WHAT TO WORK ON: Reproduce every entry exactly.

SUPPLIED RECORDS:
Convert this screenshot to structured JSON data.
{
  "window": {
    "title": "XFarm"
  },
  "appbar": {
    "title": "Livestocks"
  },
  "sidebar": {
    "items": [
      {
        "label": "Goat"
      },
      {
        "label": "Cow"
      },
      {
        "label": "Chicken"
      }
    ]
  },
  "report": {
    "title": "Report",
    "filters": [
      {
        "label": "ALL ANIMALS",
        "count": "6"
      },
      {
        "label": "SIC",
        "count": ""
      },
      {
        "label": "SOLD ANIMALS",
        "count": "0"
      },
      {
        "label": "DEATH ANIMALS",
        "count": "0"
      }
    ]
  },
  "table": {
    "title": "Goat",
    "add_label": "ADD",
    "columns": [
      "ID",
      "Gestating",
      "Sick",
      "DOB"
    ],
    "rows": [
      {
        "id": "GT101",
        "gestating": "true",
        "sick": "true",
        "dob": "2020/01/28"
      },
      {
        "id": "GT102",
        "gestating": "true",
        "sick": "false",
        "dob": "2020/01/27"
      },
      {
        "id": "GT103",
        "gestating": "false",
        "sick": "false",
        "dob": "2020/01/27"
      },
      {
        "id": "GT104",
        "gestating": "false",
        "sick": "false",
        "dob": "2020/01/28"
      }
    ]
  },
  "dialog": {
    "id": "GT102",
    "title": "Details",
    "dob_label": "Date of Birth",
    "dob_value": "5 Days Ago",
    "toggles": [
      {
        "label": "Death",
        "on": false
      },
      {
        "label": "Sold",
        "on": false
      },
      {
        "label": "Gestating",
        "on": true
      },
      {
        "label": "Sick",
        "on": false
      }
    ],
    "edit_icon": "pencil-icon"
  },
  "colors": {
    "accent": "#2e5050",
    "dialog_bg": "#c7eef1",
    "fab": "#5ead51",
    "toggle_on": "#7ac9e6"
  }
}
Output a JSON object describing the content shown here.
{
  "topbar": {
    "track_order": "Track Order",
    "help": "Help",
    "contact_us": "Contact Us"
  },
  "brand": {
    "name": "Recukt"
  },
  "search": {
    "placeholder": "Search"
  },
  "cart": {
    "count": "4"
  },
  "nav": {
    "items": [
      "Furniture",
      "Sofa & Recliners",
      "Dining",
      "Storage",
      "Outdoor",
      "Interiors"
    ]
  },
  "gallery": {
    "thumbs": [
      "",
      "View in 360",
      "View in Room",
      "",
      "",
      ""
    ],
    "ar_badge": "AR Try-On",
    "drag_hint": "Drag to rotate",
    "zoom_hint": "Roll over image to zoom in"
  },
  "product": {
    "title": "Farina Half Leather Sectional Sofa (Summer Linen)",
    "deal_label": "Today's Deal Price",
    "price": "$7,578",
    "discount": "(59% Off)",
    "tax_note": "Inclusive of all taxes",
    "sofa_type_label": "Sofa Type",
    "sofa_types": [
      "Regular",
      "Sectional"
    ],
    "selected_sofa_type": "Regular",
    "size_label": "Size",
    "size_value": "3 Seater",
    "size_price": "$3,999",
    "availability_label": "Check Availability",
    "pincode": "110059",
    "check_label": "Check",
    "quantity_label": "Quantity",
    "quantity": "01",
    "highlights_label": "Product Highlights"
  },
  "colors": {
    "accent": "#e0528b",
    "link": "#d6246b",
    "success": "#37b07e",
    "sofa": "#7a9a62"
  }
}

WRITTEN ANSWER:
Convert this screenshot to structured JSON data.
{
  "window": {
    "title": "XFarm"
  },
  "appbar": {
    "title": "Livestocks"
  },
  "sidebar": {
    "items": [
      {
        "label": "Goat"
      },
      {
        "label": "Cow"
      },
      {
        "label": "Chicken"
      }
    ]
  },
  "report": {
    "title": "Report",
    "filters": [
      {
        "label": "ALL ANIMALS",
        "count": "6"
      },
      {
        "label": "SIC",
        "count": ""
      },
      {
        "label": "SOLD ANIMALS",
        "count": "0"
      },
      {
        "label": "DEATH ANIMALS",
        "count": "0"
      }
    ]
  },
  "table": {
    "title": "Goat",
    "add_label": "ADD",
    "columns": [
      "ID",
      "Gestating",
      "Sick",
      "DOB"
    ],
    "rows": [
      {
        "id": "GT101",
        "gestating": "true",
        "sick": "true",
        "dob": "2020/01/28"
      },
      {
        "id": "GT102",
        "gestating": "true",
        "sick": "false",
        "dob": "2020/01/27"
      },
      {
        "id": "GT103",
        "gestating": "false",
        "sick": "false",
        "dob": "2020/01/27"
      },
      {
        "id": "GT104",
        "gestating": "false",
        "sick": "false",
        "dob": "2020/01/28"
      }
    ]
  },
  "dialog": {
    "id": "GT102",
    "title": "Details",
    "dob_label": "Date of Birth",
    "dob_value": "5 Days Ago",
    "toggles": [
      {
        "label": "Death",
        "on": false
      },
      {
        "label": "Sold",
        "on": false
      },
      {
        "label": "Gestating",
        "on": true
      },
      {
        "label": "Sick",
        "on": false
      }
    ],
    "edit_icon": "pencil-icon"
  },
  "colors": {
    "accent": "#2e5050",
    "dialog_bg": "#c7eef1",
    "fab": "#5ead51",
    "toggle_on": "#7ac9e6"
  }
}
Output a JSON object describing the content shown here.
{
  "topbar": {
    "track_order": "Track Order",
    "help": "Help",
    "contact_us": "Contact Us"
  },
  "brand": {
    "name": "Recukt"
  },
  "search": {
    "placeholder": "Search"
  },
  "cart": {
    "count": "4"
  },
  "nav": {
    "items": [
      "Furniture",
      "Sofa & Recliners",
      "Dining",
      "Storage",
      "Outdoor",
      "Interiors"
    ]
  },
  "gallery": {
    "thumbs": [
      "",
      "View in 360",
      "View in Room",
      "",
      "",
      ""
    ],
    "ar_badge": "AR Try-On",
    "drag_hint": "Drag to rotate",
    "zoom_hint": "Roll over image to zoom in"
  },
  "product": {
    "title": "Farina Half Leather Sectional Sofa (Summer Linen)",
    "deal_label": "Today's Deal Price",
    "price": "$7,578",
    "discount": "(59% Off)",
    "tax_note": "Inclusive of all taxes",
    "sofa_type_label": "Sofa Type",
    "sofa_types": [
      "Regular",
      "Sectional"
    ],
    "selected_sofa_type": "Regular",
    "size_label": "Size",
    "size_value": "3 Seater",
    "size_price": "$3,999",
    "availability_label": "Check Availability",
    "pincode": "110059",
    "check_label": "Check",
    "quantity_label": "Quantity",
    "quantity": "01",
    "highlights_label": "Product Highlights"
  },
  "colors": {
    "accent": "#e0528b",
    "link": "#d6246b",
    "success": "#37b07e",
    "sofa": "#7a9a62"
  }
}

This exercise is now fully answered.